### Records for the task ###

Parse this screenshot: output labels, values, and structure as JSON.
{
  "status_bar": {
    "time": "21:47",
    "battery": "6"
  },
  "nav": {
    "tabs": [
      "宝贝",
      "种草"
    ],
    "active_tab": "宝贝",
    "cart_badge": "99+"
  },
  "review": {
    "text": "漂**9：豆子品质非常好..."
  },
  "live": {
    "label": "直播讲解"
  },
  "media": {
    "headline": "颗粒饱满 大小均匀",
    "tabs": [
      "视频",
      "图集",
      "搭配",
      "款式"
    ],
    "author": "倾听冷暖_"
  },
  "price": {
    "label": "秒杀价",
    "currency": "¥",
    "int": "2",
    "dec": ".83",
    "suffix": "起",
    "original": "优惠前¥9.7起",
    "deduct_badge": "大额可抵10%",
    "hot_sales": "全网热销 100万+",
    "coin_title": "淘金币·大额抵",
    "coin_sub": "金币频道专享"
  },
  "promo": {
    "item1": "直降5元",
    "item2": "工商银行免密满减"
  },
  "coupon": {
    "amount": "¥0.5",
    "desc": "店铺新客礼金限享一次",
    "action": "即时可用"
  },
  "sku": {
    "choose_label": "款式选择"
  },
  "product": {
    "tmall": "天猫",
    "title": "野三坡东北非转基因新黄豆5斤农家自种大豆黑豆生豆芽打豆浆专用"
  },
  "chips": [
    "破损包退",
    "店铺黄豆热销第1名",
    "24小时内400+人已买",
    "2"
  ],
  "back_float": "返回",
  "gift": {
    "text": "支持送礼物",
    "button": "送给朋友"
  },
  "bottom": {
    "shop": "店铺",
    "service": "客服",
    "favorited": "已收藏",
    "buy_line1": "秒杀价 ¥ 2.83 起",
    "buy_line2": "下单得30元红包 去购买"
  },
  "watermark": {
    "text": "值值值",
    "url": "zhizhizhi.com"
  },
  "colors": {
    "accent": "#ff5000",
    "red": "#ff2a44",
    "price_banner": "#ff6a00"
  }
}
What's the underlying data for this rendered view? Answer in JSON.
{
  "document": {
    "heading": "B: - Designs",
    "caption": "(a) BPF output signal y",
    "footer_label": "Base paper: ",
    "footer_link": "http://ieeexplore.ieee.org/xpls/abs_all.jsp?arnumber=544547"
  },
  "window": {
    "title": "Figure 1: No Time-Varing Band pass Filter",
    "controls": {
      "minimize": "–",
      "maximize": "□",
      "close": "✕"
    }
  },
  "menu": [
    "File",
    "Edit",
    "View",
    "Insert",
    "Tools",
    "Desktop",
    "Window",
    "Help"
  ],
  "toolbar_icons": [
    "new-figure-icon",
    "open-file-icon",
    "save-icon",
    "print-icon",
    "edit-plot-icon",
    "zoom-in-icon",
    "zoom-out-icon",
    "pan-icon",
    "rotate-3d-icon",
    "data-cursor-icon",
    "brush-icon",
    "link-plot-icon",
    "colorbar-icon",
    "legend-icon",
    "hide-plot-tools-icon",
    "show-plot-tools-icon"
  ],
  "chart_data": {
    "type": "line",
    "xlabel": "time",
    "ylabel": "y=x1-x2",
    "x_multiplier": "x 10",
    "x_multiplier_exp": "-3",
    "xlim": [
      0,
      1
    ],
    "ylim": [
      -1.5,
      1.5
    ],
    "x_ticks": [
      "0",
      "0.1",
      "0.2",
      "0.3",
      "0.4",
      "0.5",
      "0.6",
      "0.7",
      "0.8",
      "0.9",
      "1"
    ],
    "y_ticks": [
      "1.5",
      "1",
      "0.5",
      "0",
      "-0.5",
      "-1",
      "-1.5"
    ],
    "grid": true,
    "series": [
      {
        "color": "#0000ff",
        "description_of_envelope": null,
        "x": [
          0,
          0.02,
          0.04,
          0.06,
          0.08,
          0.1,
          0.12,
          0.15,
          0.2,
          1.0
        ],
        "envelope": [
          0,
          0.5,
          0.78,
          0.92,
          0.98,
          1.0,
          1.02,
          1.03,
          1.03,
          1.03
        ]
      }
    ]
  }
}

###

→ Exercise: Print all of the entries exactly as they appear.

→ Solution for this problem:
Parse this screenshot: output labels, values, and structure as JSON.
{
  "status_bar": {
    "time": "21:47",
    "battery": "6"
  },
  "nav": {
    "tabs": [
      "宝贝",
      "种草"
    ],
    "active_tab": "宝贝",
    "cart_badge": "99+"
  },
  "review": {
    "text": "漂**9：豆子品质非常好..."
  },
  "live": {
    "label": "直播讲解"
  },
  "media": {
    "headline": "颗粒饱满 大小均匀",
    "tabs": [
      "视频",
      "图集",
      "搭配",
      "款式"
    ],
    "author": "倾听冷暖_"
  },
  "price": {
    "label": "秒杀价",
    "currency": "¥",
    "int": "2",
    "dec": ".83",
    "suffix": "起",
    "original": "优惠前¥9.7起",
    "deduct_badge": "大额可抵10%",
    "hot_sales": "全网热销 100万+",
    "coin_title": "淘金币·大额抵",
    "coin_sub": "金币频道专享"
  },
  "promo": {
    "item1": "直降5元",
    "item2": "工商银行免密满减"
  },
  "coupon": {
    "amount": "¥0.5",
    "desc": "店铺新客礼金限享一次",
    "action": "即时可用"
  },
  "sku": {
    "choose_label": "款式选择"
  },
  "product": {
    "tmall": "天猫",
    "title": "野三坡东北非转基因新黄豆5斤农家自种大豆黑豆生豆芽打豆浆专用"
  },
  "chips": [
    "破损包退",
    "店铺黄豆热销第1名",
    "24小时内400+人已买",
    "2"
  ],
  "back_float": "返回",
  "gift": {
    "text": "支持送礼物",
    "button": "送给朋友"
  },
  "bottom": {
    "shop": "店铺",
    "service": "客服",
    "favorited": "已收藏",
    "buy_line1": "秒杀价 ¥ 2.83 起",
    "buy_line2": "下单得30元红包 去购买"
  },
  "watermark": {
    "text": "值值值",
    "url": "zhizhizhi.com"
  },
  "colors": {
    "accent": "#ff5000",
    "red": "#ff2a44",
    "price_banner": "#ff6a00"
  }
}
What's the underlying data for this rendered view? Answer in JSON.
{
  "document": {
    "heading": "B: - Designs",
    "caption": "(a) BPF output signal y",
    "footer_label": "Base paper: ",
    "footer_link": "http://ieeexplore.ieee.org/xpls/abs_all.jsp?arnumber=544547"
  },
  "window": {
    "title": "Figure 1: No Time-Varing Band pass Filter",
    "controls": {
      "minimize": "–",
      "maximize": "□",
      "close": "✕"
    }
  },
  "menu": [
    "File",
    "Edit",
    "View",
    "Insert",
    "Tools",
    "Desktop",
    "Window",
    "Help"
  ],
  "toolbar_icons": [
    "new-figure-icon",
    "open-file-icon",
    "save-icon",
    "print-icon",
    "edit-plot-icon",
    "zoom-in-icon",
    "zoom-out-icon",
    "pan-icon",
    "rotate-3d-icon",
    "data-cursor-icon",
    "brush-icon",
    "link-plot-icon",
    "colorbar-icon",
    "legend-icon",
    "hide-plot-tools-icon",
    "show-plot-tools-icon"
  ],
  "chart_data": {
    "type": "line",
    "xlabel": "time",
    "ylabel": "y=x1-x2",
    "x_multiplier": "x 10",
    "x_multiplier_exp": "-3",
    "xlim": [
      0,
      1
    ],
    "ylim": [
      -1.5,
      1.5
    ],
    "x_ticks": [
      "0",
      "0.1",
      "0.2",
      "0.3",
      "0.4",
      "0.5",
      "0.6",
      "0.7",
      "0.8",
      "0.9",
      "1"
    ],
    "y_ticks": [
      "1.5",
      "1",
      "0.5",
      "0",
      "-0.5",
      "-1",
      "-1.5"
    ],
    "grid": true,
    "series": [
      {
        "color": "#0000ff",
        "description_of_envelope": null,
        "x": [
          0,
          0.02,
          0.04,
          0.06,
          0.08,
          0.1,
          0.12,
          0.15,
          0.2,
          1.0
        ],
        "envelope": [
          0,
          0.5,
          0.78,
          0.92,
          0.98,
          1.0,
          1.02,
          1.03,
          1.03,
          1.03
        ]
      }
    ]
  }
}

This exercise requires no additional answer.